(Stored data)

▽

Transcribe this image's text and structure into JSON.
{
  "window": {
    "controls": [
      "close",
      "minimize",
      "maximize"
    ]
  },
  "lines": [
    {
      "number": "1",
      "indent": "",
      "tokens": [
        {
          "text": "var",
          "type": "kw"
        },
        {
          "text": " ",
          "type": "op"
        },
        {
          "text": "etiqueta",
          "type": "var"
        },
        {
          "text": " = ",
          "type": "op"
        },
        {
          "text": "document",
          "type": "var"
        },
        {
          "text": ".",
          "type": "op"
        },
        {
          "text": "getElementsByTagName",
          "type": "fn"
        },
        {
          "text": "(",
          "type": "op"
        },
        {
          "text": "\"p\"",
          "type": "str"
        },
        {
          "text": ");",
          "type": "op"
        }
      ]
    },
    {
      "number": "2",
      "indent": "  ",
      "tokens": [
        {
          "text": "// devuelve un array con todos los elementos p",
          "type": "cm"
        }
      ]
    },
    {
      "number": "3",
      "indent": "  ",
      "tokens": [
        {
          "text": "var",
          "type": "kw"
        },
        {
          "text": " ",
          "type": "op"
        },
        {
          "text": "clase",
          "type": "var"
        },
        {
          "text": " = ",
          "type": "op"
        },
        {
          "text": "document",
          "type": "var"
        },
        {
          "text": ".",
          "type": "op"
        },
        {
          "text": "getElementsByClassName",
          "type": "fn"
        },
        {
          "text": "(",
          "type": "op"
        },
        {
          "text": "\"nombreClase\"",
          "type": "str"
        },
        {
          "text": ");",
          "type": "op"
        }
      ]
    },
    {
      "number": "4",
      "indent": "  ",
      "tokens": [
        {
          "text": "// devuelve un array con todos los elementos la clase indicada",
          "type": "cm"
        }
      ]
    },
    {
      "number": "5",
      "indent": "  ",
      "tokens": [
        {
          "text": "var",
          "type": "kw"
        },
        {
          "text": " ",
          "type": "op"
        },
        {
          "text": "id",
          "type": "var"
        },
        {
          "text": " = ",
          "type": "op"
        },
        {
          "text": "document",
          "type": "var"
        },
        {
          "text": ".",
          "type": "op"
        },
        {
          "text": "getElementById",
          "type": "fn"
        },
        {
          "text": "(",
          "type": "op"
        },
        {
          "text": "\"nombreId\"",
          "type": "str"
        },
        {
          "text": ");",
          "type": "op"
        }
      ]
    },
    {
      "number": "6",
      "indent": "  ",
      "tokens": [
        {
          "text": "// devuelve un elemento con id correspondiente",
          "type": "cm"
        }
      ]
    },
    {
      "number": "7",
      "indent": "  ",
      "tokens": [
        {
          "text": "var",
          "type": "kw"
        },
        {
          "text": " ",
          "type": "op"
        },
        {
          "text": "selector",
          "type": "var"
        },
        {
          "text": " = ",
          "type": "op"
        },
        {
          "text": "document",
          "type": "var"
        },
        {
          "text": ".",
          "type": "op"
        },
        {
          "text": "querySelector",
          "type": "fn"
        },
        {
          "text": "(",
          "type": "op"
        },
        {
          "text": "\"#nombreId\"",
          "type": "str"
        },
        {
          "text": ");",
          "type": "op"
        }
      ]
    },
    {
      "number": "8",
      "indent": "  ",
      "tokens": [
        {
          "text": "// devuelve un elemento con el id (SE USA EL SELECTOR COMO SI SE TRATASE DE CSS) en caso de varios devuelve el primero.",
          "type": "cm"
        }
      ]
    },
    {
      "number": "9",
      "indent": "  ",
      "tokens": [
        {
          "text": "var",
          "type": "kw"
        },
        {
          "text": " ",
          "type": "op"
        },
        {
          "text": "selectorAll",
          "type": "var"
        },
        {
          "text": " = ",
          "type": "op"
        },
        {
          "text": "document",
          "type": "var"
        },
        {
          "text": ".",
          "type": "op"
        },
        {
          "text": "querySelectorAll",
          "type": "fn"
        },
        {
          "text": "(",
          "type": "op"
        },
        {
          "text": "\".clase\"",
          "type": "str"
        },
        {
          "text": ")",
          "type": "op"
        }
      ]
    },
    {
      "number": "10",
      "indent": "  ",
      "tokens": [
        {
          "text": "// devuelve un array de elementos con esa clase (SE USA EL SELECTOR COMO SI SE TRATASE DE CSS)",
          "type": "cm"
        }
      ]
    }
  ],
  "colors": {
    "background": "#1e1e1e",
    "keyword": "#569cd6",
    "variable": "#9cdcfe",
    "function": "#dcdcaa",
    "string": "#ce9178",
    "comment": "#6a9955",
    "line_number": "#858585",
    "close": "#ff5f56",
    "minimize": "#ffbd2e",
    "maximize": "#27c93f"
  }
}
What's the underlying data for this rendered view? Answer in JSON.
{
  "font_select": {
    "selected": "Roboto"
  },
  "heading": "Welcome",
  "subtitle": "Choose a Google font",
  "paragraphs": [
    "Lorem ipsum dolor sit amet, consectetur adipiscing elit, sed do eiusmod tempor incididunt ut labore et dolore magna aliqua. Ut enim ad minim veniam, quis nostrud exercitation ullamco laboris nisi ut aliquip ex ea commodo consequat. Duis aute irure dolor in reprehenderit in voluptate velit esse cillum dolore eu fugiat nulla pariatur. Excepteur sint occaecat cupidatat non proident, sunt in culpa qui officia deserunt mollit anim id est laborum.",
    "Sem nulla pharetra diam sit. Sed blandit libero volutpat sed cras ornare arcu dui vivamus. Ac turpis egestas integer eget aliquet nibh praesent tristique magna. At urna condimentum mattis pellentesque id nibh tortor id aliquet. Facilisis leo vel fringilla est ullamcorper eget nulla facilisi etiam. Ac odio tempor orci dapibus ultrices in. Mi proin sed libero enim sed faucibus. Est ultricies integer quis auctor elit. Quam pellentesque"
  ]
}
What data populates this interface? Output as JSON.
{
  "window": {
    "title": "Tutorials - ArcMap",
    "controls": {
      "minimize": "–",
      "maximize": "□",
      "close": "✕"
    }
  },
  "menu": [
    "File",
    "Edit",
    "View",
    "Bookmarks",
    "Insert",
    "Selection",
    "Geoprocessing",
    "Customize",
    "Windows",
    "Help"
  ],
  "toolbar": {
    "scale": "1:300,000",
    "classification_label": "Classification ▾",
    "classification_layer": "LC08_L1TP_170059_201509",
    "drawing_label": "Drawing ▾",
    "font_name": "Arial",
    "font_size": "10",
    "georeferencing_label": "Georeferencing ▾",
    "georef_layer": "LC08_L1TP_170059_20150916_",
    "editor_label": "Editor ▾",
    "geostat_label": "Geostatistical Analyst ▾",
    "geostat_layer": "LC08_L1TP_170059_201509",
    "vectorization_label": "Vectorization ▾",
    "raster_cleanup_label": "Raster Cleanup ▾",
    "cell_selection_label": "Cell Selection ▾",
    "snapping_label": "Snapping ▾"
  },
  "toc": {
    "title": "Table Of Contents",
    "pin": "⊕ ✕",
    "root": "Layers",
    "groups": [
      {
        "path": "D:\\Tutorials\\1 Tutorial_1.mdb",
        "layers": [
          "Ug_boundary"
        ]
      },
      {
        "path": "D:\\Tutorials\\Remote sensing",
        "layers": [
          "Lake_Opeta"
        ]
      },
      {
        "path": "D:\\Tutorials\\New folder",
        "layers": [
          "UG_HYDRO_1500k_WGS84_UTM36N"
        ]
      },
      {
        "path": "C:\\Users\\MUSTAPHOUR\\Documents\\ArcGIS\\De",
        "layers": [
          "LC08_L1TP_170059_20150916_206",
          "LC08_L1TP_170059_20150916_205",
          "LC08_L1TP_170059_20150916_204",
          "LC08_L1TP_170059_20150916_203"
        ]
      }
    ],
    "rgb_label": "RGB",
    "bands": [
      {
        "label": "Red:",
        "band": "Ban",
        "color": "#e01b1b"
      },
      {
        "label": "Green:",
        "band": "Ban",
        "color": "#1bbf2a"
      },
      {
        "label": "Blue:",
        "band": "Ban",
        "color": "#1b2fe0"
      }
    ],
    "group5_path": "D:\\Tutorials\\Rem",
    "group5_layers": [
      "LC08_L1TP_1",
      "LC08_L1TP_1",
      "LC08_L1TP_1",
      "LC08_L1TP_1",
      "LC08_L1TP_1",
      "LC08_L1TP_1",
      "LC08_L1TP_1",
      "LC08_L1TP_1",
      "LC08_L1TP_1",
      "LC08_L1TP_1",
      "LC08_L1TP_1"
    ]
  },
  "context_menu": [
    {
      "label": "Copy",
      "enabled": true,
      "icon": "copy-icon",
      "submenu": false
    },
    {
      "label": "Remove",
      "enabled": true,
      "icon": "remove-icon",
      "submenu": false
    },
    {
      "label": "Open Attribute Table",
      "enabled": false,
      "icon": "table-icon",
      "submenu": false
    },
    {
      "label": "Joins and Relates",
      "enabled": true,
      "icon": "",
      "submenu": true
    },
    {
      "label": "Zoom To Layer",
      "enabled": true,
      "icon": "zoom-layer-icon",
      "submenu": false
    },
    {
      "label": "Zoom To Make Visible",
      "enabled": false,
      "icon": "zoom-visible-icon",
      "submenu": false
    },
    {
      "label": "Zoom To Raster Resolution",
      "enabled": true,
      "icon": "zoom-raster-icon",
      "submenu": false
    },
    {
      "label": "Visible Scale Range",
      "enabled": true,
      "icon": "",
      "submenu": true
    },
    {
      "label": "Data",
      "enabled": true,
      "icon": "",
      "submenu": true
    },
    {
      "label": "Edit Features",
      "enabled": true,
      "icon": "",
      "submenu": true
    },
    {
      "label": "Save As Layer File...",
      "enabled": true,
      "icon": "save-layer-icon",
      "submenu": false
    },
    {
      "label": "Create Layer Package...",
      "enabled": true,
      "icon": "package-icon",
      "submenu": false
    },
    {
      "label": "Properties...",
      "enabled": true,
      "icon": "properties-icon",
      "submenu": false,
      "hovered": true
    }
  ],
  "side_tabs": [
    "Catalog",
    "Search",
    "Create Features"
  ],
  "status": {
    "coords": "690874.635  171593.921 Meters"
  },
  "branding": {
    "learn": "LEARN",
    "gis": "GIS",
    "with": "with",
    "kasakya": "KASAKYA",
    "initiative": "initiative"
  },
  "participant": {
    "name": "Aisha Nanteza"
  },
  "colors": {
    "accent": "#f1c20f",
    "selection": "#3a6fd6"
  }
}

△

Filter out all lines lacking the word "todos" and copy the rest.

**Task solution**
          "text": "// devuelve un array con todos los elementos p",
          "text": "// devuelve un array con todos los elementos la clase indicada",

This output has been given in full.